>> begin Document excerpt

Table 1 shows the comparison of the fitted models when the full measured range is considered. The intercept of the four models is shown in the first line as “B” column while the second line show the regression coefficients for each of the global models. The past studies30,31,32 have a high intercept bias with values deviating from 0 by more than 1,000, whereas the model proposed in this study has a much smaller value for the intercept (−204.2). The regression coefficient of the current study has a relatively small deviation from 1 (0.13), while the other models have a deviation between −0.27 and −0.85. Also in terms of R2 our model clearly outperforms all other models as it was fitted directly to the measured data (Table 1). Solely, the model from Nachtergaele et al.30. performs remarkably well compared to the models of Yang et al.32 and Naipal et al.31.

Table 1 Ordinary least squares coefficients (B) of global models for the assessment of rainfall erosivity (R-factor).

Sources of uncertainty

Our inclusive approach to compile the maximum possible number of erosive events assumes that the data collected in one period is comparable with data from other periods. The inter-comparison of different time periods and the non-existence of other alternatives has been extensively discussed28, and has also been followed in similar data collection exercises such as the updated world map of the Koppen-Geiger climate classifications29. Obviously, this simplifying assumption is not valid at local scale, where observed trends in erosivity have been measured over a considerable period (e.g. 30 years). However, at the global scale, the inclusion of 3,625 stations smooths the potential bias due to the presence of trends and long-term temporal variability. Further, we preferred this inclusive approach over the alternative of selecting a common measurement period, since the latter would significantly reduce the station density entailing a reduction of the spatial prediction accuracy.

Past studies recommended a minimum period of 22-years for calculating long term R-factor, while 10-years measurements may lead to under or over-estimation25, 34, 35. As 12% of GloREDa includes stations with less than 10-years measurements, we recognize that this may cause a bias due to the temporal variation of R-factor. This bias, even if we are convinced that it is limited, should be considered.

>> end Document excerpt

• _Exercise aim_
Reproduce the section of the rainfall erosivity text starting with "Past studies recommended" and going on through "should be considered.", word for word.

>> begin Data excerpts

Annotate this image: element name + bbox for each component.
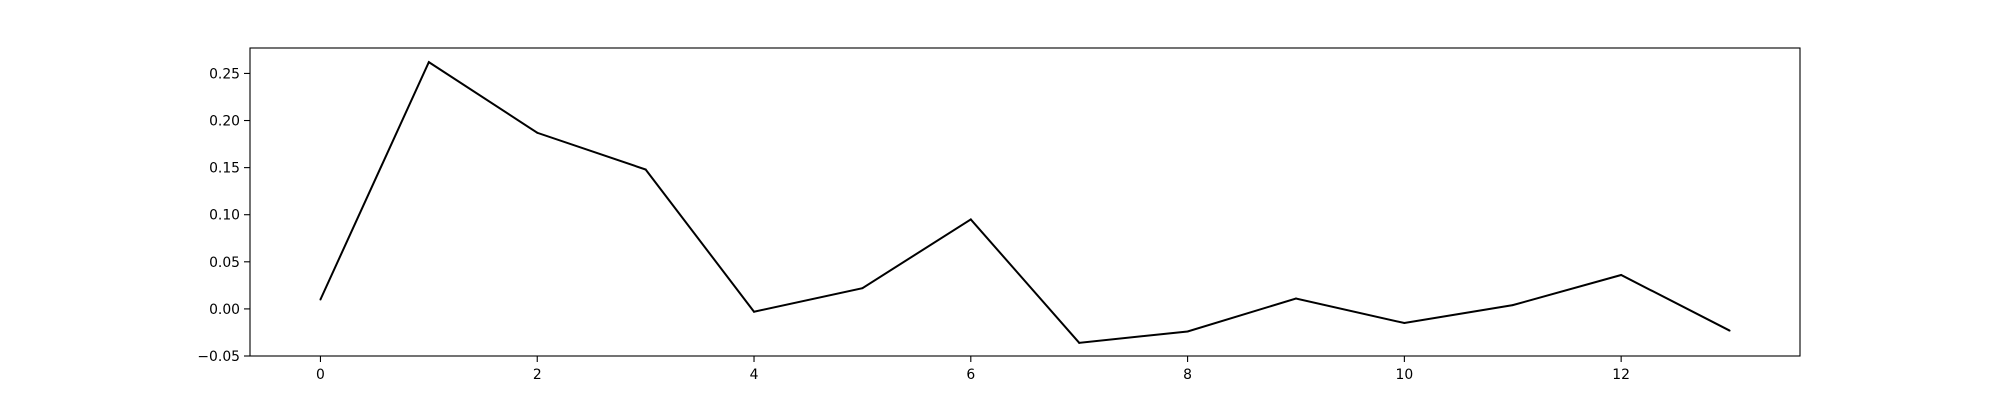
- y-tick-label: 0.00: [209, 302, 240, 318]
- plot-frame: [249, 47, 1801, 357]
- plot-area: [250, 48, 1800, 356]
- x-tick-label: 6: [966, 367, 975, 383]
- x-tick-label: 12: [1612, 367, 1630, 383]
- y-tick-label: 0.20: [209, 114, 240, 130]
- x-tick-label: 8: [1183, 367, 1192, 383]
- data-point: [1294, 297, 1297, 300]
- series-line: [319, 60, 1731, 344]
- data-point: [753, 310, 756, 313]
- data-point: [969, 218, 972, 221]
- y-tick-label: 0.25: [209, 66, 240, 82]
- data-point: [861, 287, 864, 290]
- x-tick-label: 10: [1396, 367, 1414, 383]
- y-tick-label: 0.15: [209, 161, 240, 177]
- x-tick-label: 4: [750, 367, 759, 383]
- y-axis: −0.05 0.00 0.05 0.10 0.15 0.20 0.25: [197, 66, 250, 365]
- y-tick-label: −0.05: [197, 349, 240, 365]
- data-point: [644, 168, 647, 171]
- y-tick-label: 0.05: [209, 255, 240, 271]
- data-point: [1620, 273, 1623, 276]
- series-layer: [319, 60, 1731, 344]
- data-point: [1511, 304, 1514, 307]
- y-tick-label: 0.10: [209, 208, 240, 224]
- data-point: [427, 61, 430, 64]
- data-point: [1186, 330, 1189, 333]
- x-axis: 0 2 4 6 8 10 12: [316, 356, 1630, 383]
- data-point: [1078, 341, 1081, 344]
- x-tick-label: 2: [533, 367, 542, 383]
- data-point: [536, 131, 539, 134]
- x-tick-label: 0: [316, 367, 325, 383]
- data-point: [1728, 329, 1731, 332]
- data-point: [319, 298, 322, 301]
- data-point: [1403, 322, 1406, 325]
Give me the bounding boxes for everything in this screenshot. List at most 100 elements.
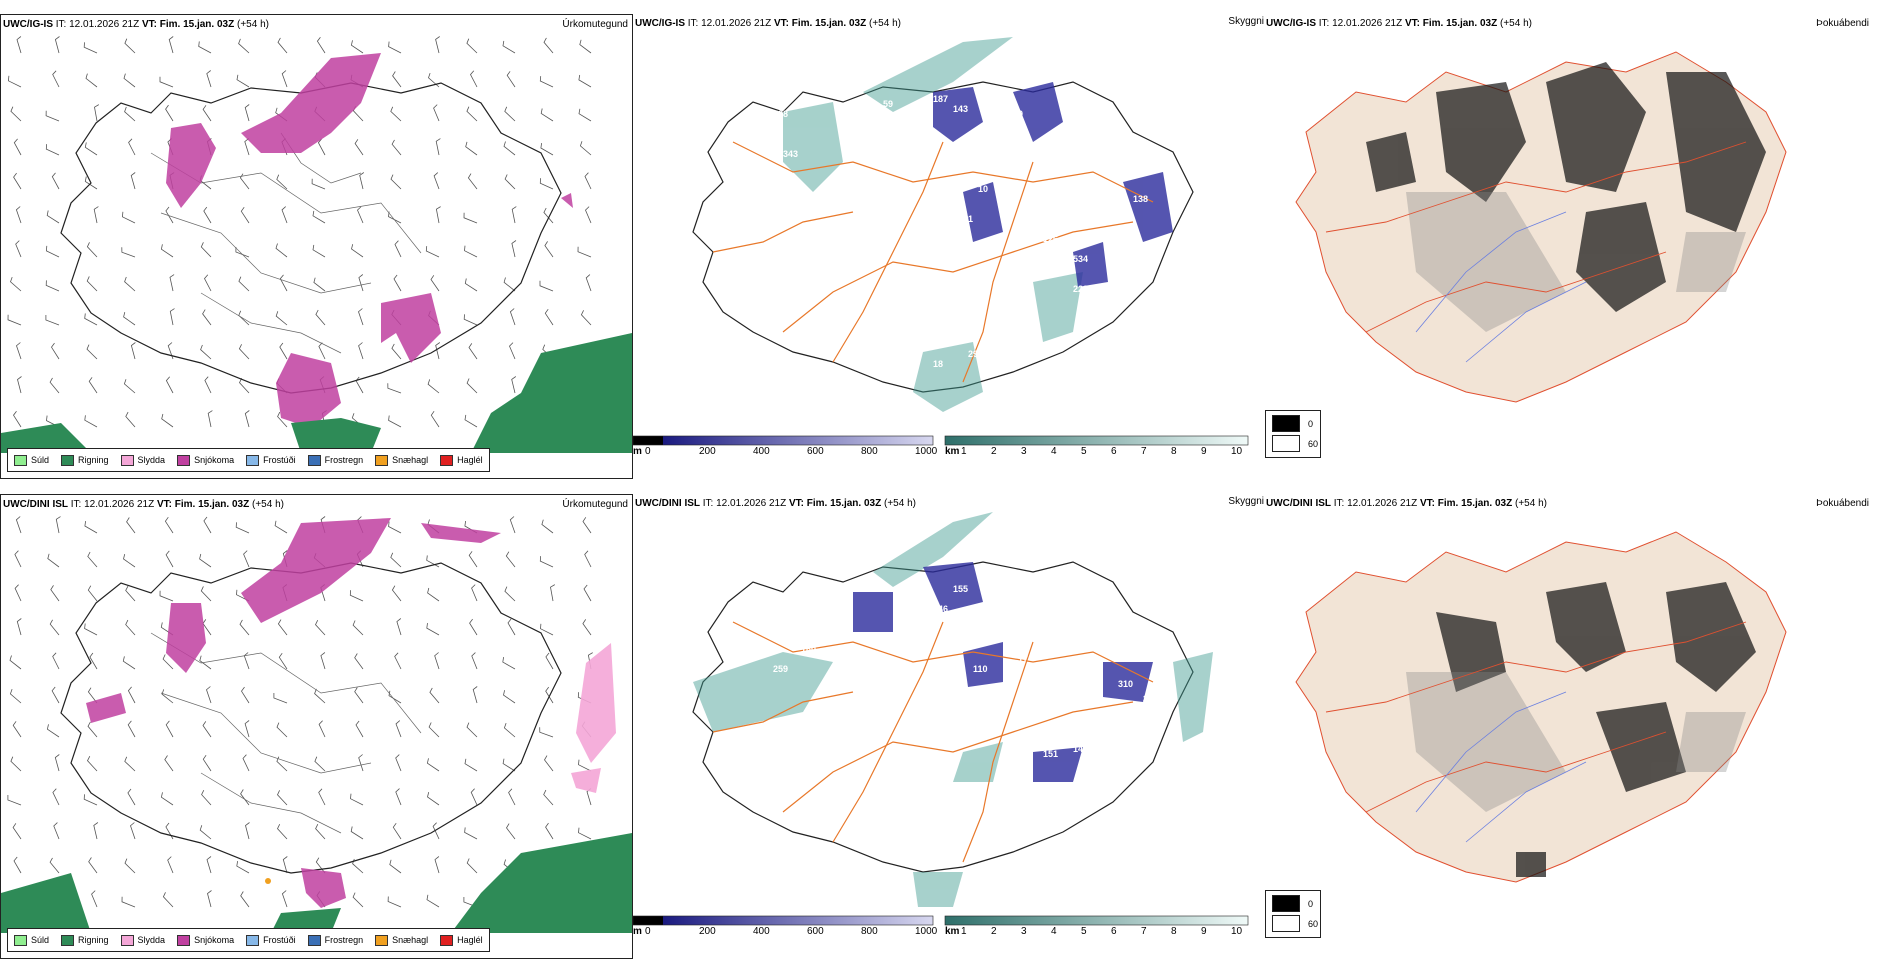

>> end Data excerpts

• _Full output_
Past studies recommended a minimum period of 22-years for calculating long term R-factor, while 10-years measurements may lead to under or over-estimation25, 34, 35. As 12% of GloREDa includes stations with less than 10-years measurements, we recognize that this may cause a bias due to the temporal variation of R-factor. This bias, even if we are convinced that it is limited, should be considered.